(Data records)
>> start

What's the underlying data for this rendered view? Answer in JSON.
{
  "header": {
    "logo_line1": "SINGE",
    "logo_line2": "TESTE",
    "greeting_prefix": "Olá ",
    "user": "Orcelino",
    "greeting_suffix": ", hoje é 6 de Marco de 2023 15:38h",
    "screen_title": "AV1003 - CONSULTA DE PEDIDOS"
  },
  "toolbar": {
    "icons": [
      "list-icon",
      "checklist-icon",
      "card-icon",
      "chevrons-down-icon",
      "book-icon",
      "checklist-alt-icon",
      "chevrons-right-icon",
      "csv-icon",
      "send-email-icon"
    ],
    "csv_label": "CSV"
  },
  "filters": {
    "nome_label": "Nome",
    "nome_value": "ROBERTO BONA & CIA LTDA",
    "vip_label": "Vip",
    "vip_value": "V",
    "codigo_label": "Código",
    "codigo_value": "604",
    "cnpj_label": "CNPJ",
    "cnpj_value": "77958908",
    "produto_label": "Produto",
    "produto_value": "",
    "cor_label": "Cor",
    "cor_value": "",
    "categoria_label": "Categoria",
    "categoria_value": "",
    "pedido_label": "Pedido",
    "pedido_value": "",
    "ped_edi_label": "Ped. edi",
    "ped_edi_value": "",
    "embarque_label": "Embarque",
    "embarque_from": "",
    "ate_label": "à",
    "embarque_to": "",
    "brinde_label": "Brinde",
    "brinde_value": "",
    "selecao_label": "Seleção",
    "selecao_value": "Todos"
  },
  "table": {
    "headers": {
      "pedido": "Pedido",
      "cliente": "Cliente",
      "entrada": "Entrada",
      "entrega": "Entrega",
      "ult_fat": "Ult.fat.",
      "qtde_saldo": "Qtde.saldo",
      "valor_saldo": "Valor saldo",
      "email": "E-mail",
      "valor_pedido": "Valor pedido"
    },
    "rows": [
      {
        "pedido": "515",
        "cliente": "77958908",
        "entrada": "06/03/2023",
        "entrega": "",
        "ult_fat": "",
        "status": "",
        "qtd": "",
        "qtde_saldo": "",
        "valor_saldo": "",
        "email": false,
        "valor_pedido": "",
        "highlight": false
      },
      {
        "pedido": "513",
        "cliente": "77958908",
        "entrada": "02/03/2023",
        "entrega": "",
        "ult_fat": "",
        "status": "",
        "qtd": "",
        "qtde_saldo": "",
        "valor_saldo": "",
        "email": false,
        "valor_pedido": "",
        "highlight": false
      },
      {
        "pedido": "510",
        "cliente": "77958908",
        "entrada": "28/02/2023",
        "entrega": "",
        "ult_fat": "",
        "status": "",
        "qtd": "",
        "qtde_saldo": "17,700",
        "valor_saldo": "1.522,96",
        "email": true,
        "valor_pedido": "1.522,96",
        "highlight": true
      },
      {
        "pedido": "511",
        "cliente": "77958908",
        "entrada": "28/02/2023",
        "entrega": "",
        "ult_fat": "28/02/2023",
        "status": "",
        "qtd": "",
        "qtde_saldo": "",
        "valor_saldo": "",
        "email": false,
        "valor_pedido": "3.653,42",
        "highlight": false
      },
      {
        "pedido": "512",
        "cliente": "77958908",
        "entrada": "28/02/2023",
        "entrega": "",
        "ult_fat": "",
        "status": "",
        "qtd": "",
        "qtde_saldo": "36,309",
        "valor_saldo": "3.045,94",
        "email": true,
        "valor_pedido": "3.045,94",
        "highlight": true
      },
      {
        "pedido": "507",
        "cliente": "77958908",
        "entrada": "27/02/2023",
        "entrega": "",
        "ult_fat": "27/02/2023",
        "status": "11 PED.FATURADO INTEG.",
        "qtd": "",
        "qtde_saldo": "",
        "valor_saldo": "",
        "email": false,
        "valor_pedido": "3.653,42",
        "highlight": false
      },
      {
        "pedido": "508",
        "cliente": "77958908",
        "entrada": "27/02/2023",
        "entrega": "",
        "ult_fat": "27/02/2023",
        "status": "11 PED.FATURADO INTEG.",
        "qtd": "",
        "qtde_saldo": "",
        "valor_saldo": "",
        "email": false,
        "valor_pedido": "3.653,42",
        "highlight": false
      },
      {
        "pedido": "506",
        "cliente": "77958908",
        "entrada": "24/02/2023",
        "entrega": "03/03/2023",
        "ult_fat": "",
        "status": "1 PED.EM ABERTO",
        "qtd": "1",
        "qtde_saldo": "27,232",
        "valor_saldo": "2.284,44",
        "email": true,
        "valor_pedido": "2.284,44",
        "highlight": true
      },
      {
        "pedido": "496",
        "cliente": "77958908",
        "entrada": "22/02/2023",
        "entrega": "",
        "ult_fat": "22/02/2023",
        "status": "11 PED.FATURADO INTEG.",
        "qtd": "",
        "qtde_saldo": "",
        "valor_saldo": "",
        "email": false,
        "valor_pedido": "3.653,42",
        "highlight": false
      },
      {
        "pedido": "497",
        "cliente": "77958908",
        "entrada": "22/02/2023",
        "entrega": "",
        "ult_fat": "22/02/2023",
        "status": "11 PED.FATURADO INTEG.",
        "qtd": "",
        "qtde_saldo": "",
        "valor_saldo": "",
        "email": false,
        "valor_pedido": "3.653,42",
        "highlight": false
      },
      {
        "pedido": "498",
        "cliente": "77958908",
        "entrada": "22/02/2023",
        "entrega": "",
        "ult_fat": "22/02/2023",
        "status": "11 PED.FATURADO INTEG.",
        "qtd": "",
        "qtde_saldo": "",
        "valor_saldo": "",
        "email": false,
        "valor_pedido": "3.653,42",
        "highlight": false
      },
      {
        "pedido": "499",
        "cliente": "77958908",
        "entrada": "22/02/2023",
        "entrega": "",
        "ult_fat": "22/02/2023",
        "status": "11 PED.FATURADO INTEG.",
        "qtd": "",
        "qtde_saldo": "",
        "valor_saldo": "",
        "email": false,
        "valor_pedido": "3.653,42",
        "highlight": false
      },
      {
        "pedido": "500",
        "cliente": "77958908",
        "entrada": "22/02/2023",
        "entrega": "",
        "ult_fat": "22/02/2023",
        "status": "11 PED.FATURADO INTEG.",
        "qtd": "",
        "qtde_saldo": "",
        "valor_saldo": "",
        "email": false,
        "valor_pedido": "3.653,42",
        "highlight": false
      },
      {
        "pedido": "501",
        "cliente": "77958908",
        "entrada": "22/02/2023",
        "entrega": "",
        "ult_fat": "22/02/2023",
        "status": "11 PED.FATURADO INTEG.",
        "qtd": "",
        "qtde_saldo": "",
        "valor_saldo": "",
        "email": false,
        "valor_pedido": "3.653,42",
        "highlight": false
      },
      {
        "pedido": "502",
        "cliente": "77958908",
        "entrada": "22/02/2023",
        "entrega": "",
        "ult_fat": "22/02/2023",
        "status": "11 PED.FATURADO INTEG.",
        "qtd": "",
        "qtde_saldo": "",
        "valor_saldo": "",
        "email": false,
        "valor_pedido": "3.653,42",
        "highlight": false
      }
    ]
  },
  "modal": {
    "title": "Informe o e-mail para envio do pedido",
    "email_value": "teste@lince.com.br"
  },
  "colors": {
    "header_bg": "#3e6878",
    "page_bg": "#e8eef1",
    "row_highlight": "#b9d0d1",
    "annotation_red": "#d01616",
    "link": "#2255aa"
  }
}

>> end

Write out every entry above, word for word.

What's the underlying data for this rendered view? Answer in JSON.
{
  "header": {
    "logo_line1": "SINGE",
    "logo_line2": "TESTE",
    "greeting_prefix": "Olá ",
    "user": "Orcelino",
    "greeting_suffix": ", hoje é 6 de Marco de 2023 15:38h",
    "screen_title": "AV1003 - CONSULTA DE PEDIDOS"
  },
  "toolbar": {
    "icons": [
      "list-icon",
      "checklist-icon",
      "card-icon",
      "chevrons-down-icon",
      "book-icon",
      "checklist-alt-icon",
      "chevrons-right-icon",
      "csv-icon",
      "send-email-icon"
    ],
    "csv_label": "CSV"
  },
  "filters": {
    "nome_label": "Nome",
    "nome_value": "ROBERTO BONA & CIA LTDA",
    "vip_label": "Vip",
    "vip_value": "V",
    "codigo_label": "Código",
    "codigo_value": "604",
    "cnpj_label": "CNPJ",
    "cnpj_value": "77958908",
    "produto_label": "Produto",
    "produto_value": "",
    "cor_label": "Cor",
    "cor_value": "",
    "categoria_label": "Categoria",
    "categoria_value": "",
    "pedido_label": "Pedido",
    "pedido_value": "",
    "ped_edi_label": "Ped. edi",
    "ped_edi_value": "",
    "embarque_label": "Embarque",
    "embarque_from": "",
    "ate_label": "à",
    "embarque_to": "",
    "brinde_label": "Brinde",
    "brinde_value": "",
    "selecao_label": "Seleção",
    "selecao_value": "Todos"
  },
  "table": {
    "headers": {
      "pedido": "Pedido",
      "cliente": "Cliente",
      "entrada": "Entrada",
      "entrega": "Entrega",
      "ult_fat": "Ult.fat.",
      "qtde_saldo": "Qtde.saldo",
      "valor_saldo": "Valor saldo",
      "email": "E-mail",
      "valor_pedido": "Valor pedido"
    },
    "rows": [
      {
        "pedido": "515",
        "cliente": "77958908",
        "entrada": "06/03/2023",
        "entrega": "",
        "ult_fat": "",
        "status": "",
        "qtd": "",
        "qtde_saldo": "",
        "valor_saldo": "",
        "email": false,
        "valor_pedido": "",
        "highlight": false
      },
      {
        "pedido": "513",
        "cliente": "77958908",
        "entrada": "02/03/2023",
        "entrega": "",
        "ult_fat": "",
        "status": "",
        "qtd": "",
        "qtde_saldo": "",
        "valor_saldo": "",
        "email": false,
        "valor_pedido": "",
        "highlight": false
      },
      {
        "pedido": "510",
        "cliente": "77958908",
        "entrada": "28/02/2023",
        "entrega": "",
        "ult_fat": "",
        "status": "",
        "qtd": "",
        "qtde_saldo": "17,700",
        "valor_saldo": "1.522,96",
        "email": true,
        "valor_pedido": "1.522,96",
        "highlight": true
      },
      {
        "pedido": "511",
        "cliente": "77958908",
        "entrada": "28/02/2023",
        "entrega": "",
        "ult_fat": "28/02/2023",
        "status": "",
        "qtd": "",
        "qtde_saldo": "",
        "valor_saldo": "",
        "email": false,
        "valor_pedido": "3.653,42",
        "highlight": false
      },
      {
        "pedido": "512",
        "cliente": "77958908",
        "entrada": "28/02/2023",
        "entrega": "",
        "ult_fat": "",
        "status": "",
        "qtd": "",
        "qtde_saldo": "36,309",
        "valor_saldo": "3.045,94",
        "email": true,
        "valor_pedido": "3.045,94",
        "highlight": true
      },
      {
        "pedido": "507",
        "cliente": "77958908",
        "entrada": "27/02/2023",
        "entrega": "",
        "ult_fat": "27/02/2023",
        "status": "11 PED.FATURADO INTEG.",
        "qtd": "",
        "qtde_saldo": "",
        "valor_saldo": "",
        "email": false,
        "valor_pedido": "3.653,42",
        "highlight": false
      },
      {
        "pedido": "508",
        "cliente": "77958908",
        "entrada": "27/02/2023",
        "entrega": "",
        "ult_fat": "27/02/2023",
        "status": "11 PED.FATURADO INTEG.",
        "qtd": "",
        "qtde_saldo": "",
        "valor_saldo": "",
        "email": false,
        "valor_pedido": "3.653,42",
        "highlight": false
      },
      {
        "pedido": "506",
        "cliente": "77958908",
        "entrada": "24/02/2023",
        "entrega": "03/03/2023",
        "ult_fat": "",
        "status": "1 PED.EM ABERTO",
        "qtd": "1",
        "qtde_saldo": "27,232",
        "valor_saldo": "2.284,44",
        "email": true,
        "valor_pedido": "2.284,44",
        "highlight": true
      },
      {
        "pedido": "496",
        "cliente": "77958908",
        "entrada": "22/02/2023",
        "entrega": "",
        "ult_fat": "22/02/2023",
        "status": "11 PED.FATURADO INTEG.",
        "qtd": "",
        "qtde_saldo": "",
        "valor_saldo": "",
        "email": false,
        "valor_pedido": "3.653,42",
        "highlight": false
      },
      {
        "pedido": "497",
        "cliente": "77958908",
        "entrada": "22/02/2023",
        "entrega": "",
        "ult_fat": "22/02/2023",
        "status": "11 PED.FATURADO INTEG.",
        "qtd": "",
        "qtde_saldo": "",
        "valor_saldo": "",
        "email": false,
        "valor_pedido": "3.653,42",
        "highlight": false
      },
      {
        "pedido": "498",
        "cliente": "77958908",
        "entrada": "22/02/2023",
        "entrega": "",
        "ult_fat": "22/02/2023",
        "status": "11 PED.FATURADO INTEG.",
        "qtd": "",
        "qtde_saldo": "",
        "valor_saldo": "",
        "email": false,
        "valor_pedido": "3.653,42",
        "highlight": false
      },
      {
        "pedido": "499",
        "cliente": "77958908",
        "entrada": "22/02/2023",
        "entrega": "",
        "ult_fat": "22/02/2023",
        "status": "11 PED.FATURADO INTEG.",
        "qtd": "",
        "qtde_saldo": "",
        "valor_saldo": "",
        "email": false,
        "valor_pedido": "3.653,42",
        "highlight": false
      },
      {
        "pedido": "500",
        "cliente": "77958908",
        "entrada": "22/02/2023",
        "entrega": "",
        "ult_fat": "22/02/2023",
        "status": "11 PED.FATURADO INTEG.",
        "qtd": "",
        "qtde_saldo": "",
        "valor_saldo": "",
        "email": false,
        "valor_pedido": "3.653,42",
        "highlight": false
      },
      {
        "pedido": "501",
        "cliente": "77958908",
        "entrada": "22/02/2023",
        "entrega": "",
        "ult_fat": "22/02/2023",
        "status": "11 PED.FATURADO INTEG.",
        "qtd": "",
        "qtde_saldo": "",
        "valor_saldo": "",
        "email": false,
        "valor_pedido": "3.653,42",
        "highlight": false
      },
      {
        "pedido": "502",
        "cliente": "77958908",
        "entrada": "22/02/2023",
        "entrega": "",
        "ult_fat": "22/02/2023",
        "status": "11 PED.FATURADO INTEG.",
        "qtd": "",
        "qtde_saldo": "",
        "valor_saldo": "",
        "email": false,
        "valor_pedido": "3.653,42",
        "highlight": false
      }
    ]
  },
  "modal": {
    "title": "Informe o e-mail para envio do pedido",
    "email_value": "teste@lince.com.br"
  },
  "colors": {
    "header_bg": "#3e6878",
    "page_bg": "#e8eef1",
    "row_highlight": "#b9d0d1",
    "annotation_red": "#d01616",
    "link": "#2255aa"
  }
}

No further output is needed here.